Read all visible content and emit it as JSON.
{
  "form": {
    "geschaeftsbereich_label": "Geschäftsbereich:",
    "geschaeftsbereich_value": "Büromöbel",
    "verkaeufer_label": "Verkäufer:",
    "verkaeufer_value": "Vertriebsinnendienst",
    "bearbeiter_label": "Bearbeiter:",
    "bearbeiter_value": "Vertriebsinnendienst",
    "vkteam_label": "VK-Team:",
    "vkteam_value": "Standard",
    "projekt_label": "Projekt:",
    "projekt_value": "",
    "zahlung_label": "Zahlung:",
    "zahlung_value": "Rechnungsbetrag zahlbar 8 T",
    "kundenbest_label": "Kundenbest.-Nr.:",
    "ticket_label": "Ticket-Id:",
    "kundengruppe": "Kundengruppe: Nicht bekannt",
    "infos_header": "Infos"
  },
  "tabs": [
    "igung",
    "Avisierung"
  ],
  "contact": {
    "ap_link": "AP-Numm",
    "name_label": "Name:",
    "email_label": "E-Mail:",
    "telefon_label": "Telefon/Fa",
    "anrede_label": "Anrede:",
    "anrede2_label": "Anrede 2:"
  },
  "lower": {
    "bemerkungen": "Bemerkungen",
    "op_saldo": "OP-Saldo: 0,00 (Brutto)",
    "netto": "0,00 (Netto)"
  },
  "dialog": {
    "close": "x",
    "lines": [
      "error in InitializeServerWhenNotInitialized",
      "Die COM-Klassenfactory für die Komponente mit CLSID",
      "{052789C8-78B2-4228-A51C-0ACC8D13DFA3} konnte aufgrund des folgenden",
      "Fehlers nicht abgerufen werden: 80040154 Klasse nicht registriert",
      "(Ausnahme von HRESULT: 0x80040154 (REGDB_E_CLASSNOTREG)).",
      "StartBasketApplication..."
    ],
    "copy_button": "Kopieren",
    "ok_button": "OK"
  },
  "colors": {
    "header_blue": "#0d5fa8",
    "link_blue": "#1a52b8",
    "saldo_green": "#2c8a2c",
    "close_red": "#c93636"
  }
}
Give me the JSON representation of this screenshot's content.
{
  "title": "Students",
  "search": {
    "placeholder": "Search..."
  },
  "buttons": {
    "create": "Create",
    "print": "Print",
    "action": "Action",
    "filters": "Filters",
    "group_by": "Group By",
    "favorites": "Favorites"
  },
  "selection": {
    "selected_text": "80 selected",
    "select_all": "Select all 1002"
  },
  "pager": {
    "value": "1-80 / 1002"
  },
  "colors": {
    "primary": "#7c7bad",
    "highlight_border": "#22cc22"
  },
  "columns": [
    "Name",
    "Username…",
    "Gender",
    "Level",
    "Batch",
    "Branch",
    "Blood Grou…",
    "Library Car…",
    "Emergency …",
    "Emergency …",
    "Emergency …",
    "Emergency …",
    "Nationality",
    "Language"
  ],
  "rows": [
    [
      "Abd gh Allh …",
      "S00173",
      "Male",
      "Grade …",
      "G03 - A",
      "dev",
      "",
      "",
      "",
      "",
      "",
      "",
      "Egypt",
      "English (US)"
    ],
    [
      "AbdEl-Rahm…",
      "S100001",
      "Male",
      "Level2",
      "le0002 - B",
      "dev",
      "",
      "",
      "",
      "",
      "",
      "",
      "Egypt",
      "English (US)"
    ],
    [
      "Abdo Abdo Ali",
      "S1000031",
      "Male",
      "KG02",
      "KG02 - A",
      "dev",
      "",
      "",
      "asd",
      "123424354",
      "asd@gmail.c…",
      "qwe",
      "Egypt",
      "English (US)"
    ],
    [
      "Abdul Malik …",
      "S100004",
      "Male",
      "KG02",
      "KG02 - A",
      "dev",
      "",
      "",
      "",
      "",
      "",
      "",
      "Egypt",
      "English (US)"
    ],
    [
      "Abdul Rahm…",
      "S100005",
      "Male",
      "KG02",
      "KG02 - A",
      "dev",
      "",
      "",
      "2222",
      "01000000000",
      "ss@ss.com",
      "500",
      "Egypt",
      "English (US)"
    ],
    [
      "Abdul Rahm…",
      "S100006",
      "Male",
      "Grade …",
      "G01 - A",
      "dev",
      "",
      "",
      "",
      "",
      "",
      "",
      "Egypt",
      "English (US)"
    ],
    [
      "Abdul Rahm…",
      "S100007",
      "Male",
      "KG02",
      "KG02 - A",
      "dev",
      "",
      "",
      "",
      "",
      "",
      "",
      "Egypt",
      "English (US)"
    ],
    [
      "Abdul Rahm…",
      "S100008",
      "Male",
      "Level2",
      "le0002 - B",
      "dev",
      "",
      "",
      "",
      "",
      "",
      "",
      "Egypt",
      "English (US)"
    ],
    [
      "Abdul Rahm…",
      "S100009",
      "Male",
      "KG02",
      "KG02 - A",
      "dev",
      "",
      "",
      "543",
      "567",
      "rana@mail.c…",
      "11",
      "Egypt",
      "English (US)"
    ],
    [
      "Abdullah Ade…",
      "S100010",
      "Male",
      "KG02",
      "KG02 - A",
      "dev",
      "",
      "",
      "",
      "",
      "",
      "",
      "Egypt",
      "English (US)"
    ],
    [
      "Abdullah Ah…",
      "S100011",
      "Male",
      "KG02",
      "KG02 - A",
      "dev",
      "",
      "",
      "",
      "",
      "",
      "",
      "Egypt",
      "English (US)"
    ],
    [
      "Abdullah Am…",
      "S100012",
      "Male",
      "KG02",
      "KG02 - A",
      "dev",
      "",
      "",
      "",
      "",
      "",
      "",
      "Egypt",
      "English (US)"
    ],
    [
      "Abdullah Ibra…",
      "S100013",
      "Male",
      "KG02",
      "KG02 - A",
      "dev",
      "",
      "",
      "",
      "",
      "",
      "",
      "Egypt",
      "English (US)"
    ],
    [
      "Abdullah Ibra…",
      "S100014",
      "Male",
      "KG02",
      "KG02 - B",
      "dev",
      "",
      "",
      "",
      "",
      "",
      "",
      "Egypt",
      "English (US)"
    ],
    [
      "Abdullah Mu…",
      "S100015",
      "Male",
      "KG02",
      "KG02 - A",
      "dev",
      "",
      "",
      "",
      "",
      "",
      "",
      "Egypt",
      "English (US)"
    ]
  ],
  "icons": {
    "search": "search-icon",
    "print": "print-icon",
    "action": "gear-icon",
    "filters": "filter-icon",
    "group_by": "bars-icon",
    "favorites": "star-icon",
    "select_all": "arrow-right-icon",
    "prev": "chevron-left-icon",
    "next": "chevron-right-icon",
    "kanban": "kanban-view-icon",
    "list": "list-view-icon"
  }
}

→ **Do this**
Copy each entry exactly, with nothing added or dropped.

→ **Result**
Read all visible content and emit it as JSON.
{
  "form": {
    "geschaeftsbereich_label": "Geschäftsbereich:",
    "geschaeftsbereich_value": "Büromöbel",
    "verkaeufer_label": "Verkäufer:",
    "verkaeufer_value": "Vertriebsinnendienst",
    "bearbeiter_label": "Bearbeiter:",
    "bearbeiter_value": "Vertriebsinnendienst",
    "vkteam_label": "VK-Team:",
    "vkteam_value": "Standard",
    "projekt_label": "Projekt:",
    "projekt_value": "",
    "zahlung_label": "Zahlung:",
    "zahlung_value": "Rechnungsbetrag zahlbar 8 T",
    "kundenbest_label": "Kundenbest.-Nr.:",
    "ticket_label": "Ticket-Id:",
    "kundengruppe": "Kundengruppe: Nicht bekannt",
    "infos_header": "Infos"
  },
  "tabs": [
    "igung",
    "Avisierung"
  ],
  "contact": {
    "ap_link": "AP-Numm",
    "name_label": "Name:",
    "email_label": "E-Mail:",
    "telefon_label": "Telefon/Fa",
    "anrede_label": "Anrede:",
    "anrede2_label": "Anrede 2:"
  },
  "lower": {
    "bemerkungen": "Bemerkungen",
    "op_saldo": "OP-Saldo: 0,00 (Brutto)",
    "netto": "0,00 (Netto)"
  },
  "dialog": {
    "close": "x",
    "lines": [
      "error in InitializeServerWhenNotInitialized",
      "Die COM-Klassenfactory für die Komponente mit CLSID",
      "{052789C8-78B2-4228-A51C-0ACC8D13DFA3} konnte aufgrund des folgenden",
      "Fehlers nicht abgerufen werden: 80040154 Klasse nicht registriert",
      "(Ausnahme von HRESULT: 0x80040154 (REGDB_E_CLASSNOTREG)).",
      "StartBasketApplication..."
    ],
    "copy_button": "Kopieren",
    "ok_button": "OK"
  },
  "colors": {
    "header_blue": "#0d5fa8",
    "link_blue": "#1a52b8",
    "saldo_green": "#2c8a2c",
    "close_red": "#c93636"
  }
}
Give me the JSON representation of this screenshot's content.
{
  "title": "Students",
  "search": {
    "placeholder": "Search..."
  },
  "buttons": {
    "create": "Create",
    "print": "Print",
    "action": "Action",
    "filters": "Filters",
    "group_by": "Group By",
    "favorites": "Favorites"
  },
  "selection": {
    "selected_text": "80 selected",
    "select_all": "Select all 1002"
  },
  "pager": {
    "value": "1-80 / 1002"
  },
  "colors": {
    "primary": "#7c7bad",
    "highlight_border": "#22cc22"
  },
  "columns": [
    "Name",
    "Username…",
    "Gender",
    "Level",
    "Batch",
    "Branch",
    "Blood Grou…",
    "Library Car…",
    "Emergency …",
    "Emergency …",
    "Emergency …",
    "Emergency …",
    "Nationality",
    "Language"
  ],
  "rows": [
    [
      "Abd gh Allh …",
      "S00173",
      "Male",
      "Grade …",
      "G03 - A",
      "dev",
      "",
      "",
      "",
      "",
      "",
      "",
      "Egypt",
      "English (US)"
    ],
    [
      "AbdEl-Rahm…",
      "S100001",
      "Male",
      "Level2",
      "le0002 - B",
      "dev",
      "",
      "",
      "",
      "",
      "",
      "",
      "Egypt",
      "English (US)"
    ],
    [
      "Abdo Abdo Ali",
      "S1000031",
      "Male",
      "KG02",
      "KG02 - A",
      "dev",
      "",
      "",
      "asd",
      "123424354",
      "asd@gmail.c…",
      "qwe",
      "Egypt",
      "English (US)"
    ],
    [
      "Abdul Malik …",
      "S100004",
      "Male",
      "KG02",
      "KG02 - A",
      "dev",
      "",
      "",
      "",
      "",
      "",
      "",
      "Egypt",
      "English (US)"
    ],
    [
      "Abdul Rahm…",
      "S100005",
      "Male",
      "KG02",
      "KG02 - A",
      "dev",
      "",
      "",
      "2222",
      "01000000000",
      "ss@ss.com",
      "500",
      "Egypt",
      "English (US)"
    ],
    [
      "Abdul Rahm…",
      "S100006",
      "Male",
      "Grade …",
      "G01 - A",
      "dev",
      "",
      "",
      "",
      "",
      "",
      "",
      "Egypt",
      "English (US)"
    ],
    [
      "Abdul Rahm…",
      "S100007",
      "Male",
      "KG02",
      "KG02 - A",
      "dev",
      "",
      "",
      "",
      "",
      "",
      "",
      "Egypt",
      "English (US)"
    ],
    [
      "Abdul Rahm…",
      "S100008",
      "Male",
      "Level2",
      "le0002 - B",
      "dev",
      "",
      "",
      "",
      "",
      "",
      "",
      "Egypt",
      "English (US)"
    ],
    [
      "Abdul Rahm…",
      "S100009",
      "Male",
      "KG02",
      "KG02 - A",
      "dev",
      "",
      "",
      "543",
      "567",
      "rana@mail.c…",
      "11",
      "Egypt",
      "English (US)"
    ],
    [
      "Abdullah Ade…",
      "S100010",
      "Male",
      "KG02",
      "KG02 - A",
      "dev",
      "",
      "",
      "",
      "",
      "",
      "",
      "Egypt",
      "English (US)"
    ],
    [
      "Abdullah Ah…",
      "S100011",
      "Male",
      "KG02",
      "KG02 - A",
      "dev",
      "",
      "",
      "",
      "",
      "",
      "",
      "Egypt",
      "English (US)"
    ],
    [
      "Abdullah Am…",
      "S100012",
      "Male",
      "KG02",
      "KG02 - A",
      "dev",
      "",
      "",
      "",
      "",
      "",
      "",
      "Egypt",
      "English (US)"
    ],
    [
      "Abdullah Ibra…",
      "S100013",
      "Male",
      "KG02",
      "KG02 - A",
      "dev",
      "",
      "",
      "",
      "",
      "",
      "",
      "Egypt",
      "English (US)"
    ],
    [
      "Abdullah Ibra…",
      "S100014",
      "Male",
      "KG02",
      "KG02 - B",
      "dev",
      "",
      "",
      "",
      "",
      "",
      "",
      "Egypt",
      "English (US)"
    ],
    [
      "Abdullah Mu…",
      "S100015",
      "Male",
      "KG02",
      "KG02 - A",
      "dev",
      "",
      "",
      "",
      "",
      "",
      "",
      "Egypt",
      "English (US)"
    ]
  ],
  "icons": {
    "search": "search-icon",
    "print": "print-icon",
    "action": "gear-icon",
    "filters": "filter-icon",
    "group_by": "bars-icon",
    "favorites": "star-icon",
    "select_all": "arrow-right-icon",
    "prev": "chevron-left-icon",
    "next": "chevron-right-icon",
    "kanban": "kanban-view-icon",
    "list": "list-view-icon"
  }
}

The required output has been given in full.